● **Source records**:
------
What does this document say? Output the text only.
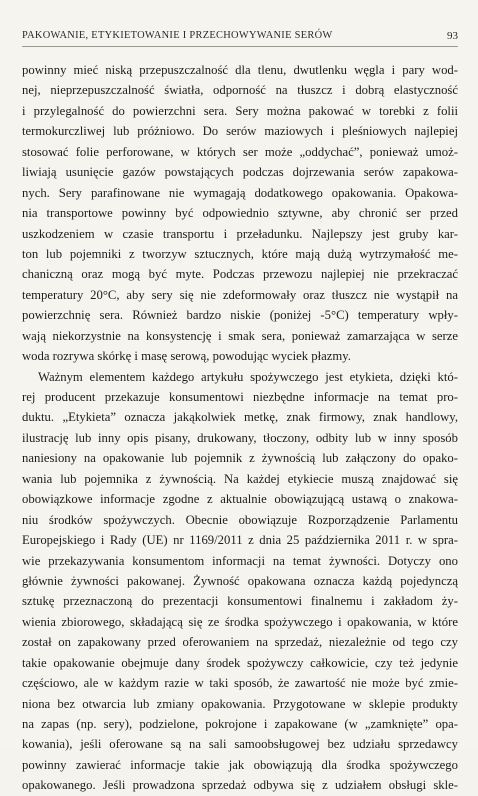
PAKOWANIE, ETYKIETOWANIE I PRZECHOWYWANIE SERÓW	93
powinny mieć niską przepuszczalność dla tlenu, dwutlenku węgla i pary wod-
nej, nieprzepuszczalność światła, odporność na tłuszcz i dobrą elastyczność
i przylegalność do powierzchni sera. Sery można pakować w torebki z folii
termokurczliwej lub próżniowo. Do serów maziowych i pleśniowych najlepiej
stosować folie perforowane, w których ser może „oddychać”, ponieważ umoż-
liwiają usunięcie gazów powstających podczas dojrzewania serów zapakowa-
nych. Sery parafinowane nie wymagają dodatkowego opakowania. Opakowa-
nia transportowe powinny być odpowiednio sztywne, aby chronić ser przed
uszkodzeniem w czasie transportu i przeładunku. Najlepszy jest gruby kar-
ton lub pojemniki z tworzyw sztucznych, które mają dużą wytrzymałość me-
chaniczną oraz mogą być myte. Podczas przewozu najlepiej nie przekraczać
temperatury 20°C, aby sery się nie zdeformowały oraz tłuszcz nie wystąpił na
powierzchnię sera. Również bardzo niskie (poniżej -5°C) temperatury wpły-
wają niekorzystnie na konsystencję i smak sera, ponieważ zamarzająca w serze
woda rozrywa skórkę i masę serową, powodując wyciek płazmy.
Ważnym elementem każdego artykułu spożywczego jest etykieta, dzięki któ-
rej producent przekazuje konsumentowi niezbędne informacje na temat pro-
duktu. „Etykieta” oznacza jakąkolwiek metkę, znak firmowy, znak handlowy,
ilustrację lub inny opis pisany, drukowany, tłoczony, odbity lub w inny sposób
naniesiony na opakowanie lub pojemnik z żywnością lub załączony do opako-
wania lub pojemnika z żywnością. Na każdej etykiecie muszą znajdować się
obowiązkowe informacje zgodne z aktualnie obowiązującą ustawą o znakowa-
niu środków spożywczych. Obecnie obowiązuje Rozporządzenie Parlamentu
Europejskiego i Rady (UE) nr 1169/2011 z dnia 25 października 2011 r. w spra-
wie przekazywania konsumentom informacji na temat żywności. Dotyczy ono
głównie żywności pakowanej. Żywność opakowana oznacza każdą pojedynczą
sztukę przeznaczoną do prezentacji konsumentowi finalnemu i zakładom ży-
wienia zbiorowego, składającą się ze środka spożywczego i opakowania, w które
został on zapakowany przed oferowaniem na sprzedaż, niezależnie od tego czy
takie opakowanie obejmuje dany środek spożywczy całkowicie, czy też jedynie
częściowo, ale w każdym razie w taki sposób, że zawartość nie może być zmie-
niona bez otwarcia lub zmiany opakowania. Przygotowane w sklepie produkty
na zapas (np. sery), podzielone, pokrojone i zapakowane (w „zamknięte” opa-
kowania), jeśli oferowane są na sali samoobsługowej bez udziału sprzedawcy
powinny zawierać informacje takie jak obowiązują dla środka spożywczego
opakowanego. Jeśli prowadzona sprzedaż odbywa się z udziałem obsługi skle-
------
● **Task to carry out**: Using the data above, copy each line that contains "opakowania".

● **Solution to the exercise**:
nych. Sery parafinowane nie wymagają dodatkowego opakowania. Opakowa-
wienia zbiorowego, składającą się ze środka spożywczego i opakowania, w które
niona bez otwarcia lub zmiany opakowania. Przygotowane w sklepie produkty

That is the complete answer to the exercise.